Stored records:

>>

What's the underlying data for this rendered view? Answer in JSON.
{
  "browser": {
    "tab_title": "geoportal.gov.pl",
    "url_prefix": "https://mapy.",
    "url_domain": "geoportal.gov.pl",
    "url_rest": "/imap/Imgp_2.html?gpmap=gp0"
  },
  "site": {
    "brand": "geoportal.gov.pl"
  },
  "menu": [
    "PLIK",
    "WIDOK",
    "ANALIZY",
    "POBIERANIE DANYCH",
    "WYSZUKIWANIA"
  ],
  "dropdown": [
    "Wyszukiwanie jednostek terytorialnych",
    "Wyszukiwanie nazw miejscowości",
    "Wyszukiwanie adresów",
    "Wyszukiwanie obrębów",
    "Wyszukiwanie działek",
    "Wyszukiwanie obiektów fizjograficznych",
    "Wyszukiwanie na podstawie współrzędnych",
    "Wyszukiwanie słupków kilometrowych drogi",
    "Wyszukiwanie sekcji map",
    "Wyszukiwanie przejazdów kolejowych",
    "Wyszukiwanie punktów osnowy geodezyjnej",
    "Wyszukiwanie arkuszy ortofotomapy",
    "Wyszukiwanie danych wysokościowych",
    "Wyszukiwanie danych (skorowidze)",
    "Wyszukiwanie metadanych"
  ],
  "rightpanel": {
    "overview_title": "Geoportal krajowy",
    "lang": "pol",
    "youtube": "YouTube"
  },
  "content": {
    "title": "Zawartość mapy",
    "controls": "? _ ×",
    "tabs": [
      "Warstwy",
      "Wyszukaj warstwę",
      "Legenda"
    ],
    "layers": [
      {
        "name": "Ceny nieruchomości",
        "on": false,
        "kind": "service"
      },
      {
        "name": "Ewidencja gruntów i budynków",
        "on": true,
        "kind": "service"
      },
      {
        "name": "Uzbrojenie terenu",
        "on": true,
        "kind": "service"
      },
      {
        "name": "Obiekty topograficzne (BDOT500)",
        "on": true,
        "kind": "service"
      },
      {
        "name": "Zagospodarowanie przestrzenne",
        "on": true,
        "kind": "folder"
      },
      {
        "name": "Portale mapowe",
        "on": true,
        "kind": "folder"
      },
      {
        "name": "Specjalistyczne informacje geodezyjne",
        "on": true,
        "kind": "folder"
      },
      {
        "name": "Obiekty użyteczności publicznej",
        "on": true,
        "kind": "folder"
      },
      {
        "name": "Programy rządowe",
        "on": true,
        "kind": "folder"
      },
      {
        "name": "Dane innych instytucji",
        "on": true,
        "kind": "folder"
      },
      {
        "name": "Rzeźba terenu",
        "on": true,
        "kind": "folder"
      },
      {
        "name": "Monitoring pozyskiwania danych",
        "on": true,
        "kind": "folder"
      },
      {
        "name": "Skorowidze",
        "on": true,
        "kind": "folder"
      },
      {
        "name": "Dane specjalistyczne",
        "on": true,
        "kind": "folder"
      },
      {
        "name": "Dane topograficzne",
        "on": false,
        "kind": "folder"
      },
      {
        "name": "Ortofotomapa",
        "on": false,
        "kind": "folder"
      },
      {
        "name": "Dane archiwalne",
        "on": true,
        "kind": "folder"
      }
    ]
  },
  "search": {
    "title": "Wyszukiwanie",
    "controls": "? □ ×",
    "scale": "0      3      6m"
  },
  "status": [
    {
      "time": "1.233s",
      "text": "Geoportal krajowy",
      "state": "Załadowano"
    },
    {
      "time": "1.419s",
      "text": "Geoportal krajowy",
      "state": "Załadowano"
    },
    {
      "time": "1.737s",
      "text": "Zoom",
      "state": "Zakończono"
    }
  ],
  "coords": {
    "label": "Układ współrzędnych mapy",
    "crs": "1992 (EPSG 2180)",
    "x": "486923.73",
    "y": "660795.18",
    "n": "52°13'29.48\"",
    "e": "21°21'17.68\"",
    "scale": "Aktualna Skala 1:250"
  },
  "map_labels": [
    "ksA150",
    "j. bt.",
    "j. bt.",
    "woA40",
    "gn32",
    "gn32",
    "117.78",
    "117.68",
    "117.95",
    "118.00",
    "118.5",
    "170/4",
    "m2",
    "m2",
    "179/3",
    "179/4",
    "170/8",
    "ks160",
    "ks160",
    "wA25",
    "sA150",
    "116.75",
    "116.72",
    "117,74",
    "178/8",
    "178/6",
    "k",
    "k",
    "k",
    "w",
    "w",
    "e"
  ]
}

<<

Where a line of the records above holds the word "Dane", copy that line.

        "name": "Dane innych instytucji",
        "name": "Dane specjalistyczne",
        "name": "Dane topograficzne",
        "name": "Dane archiwalne",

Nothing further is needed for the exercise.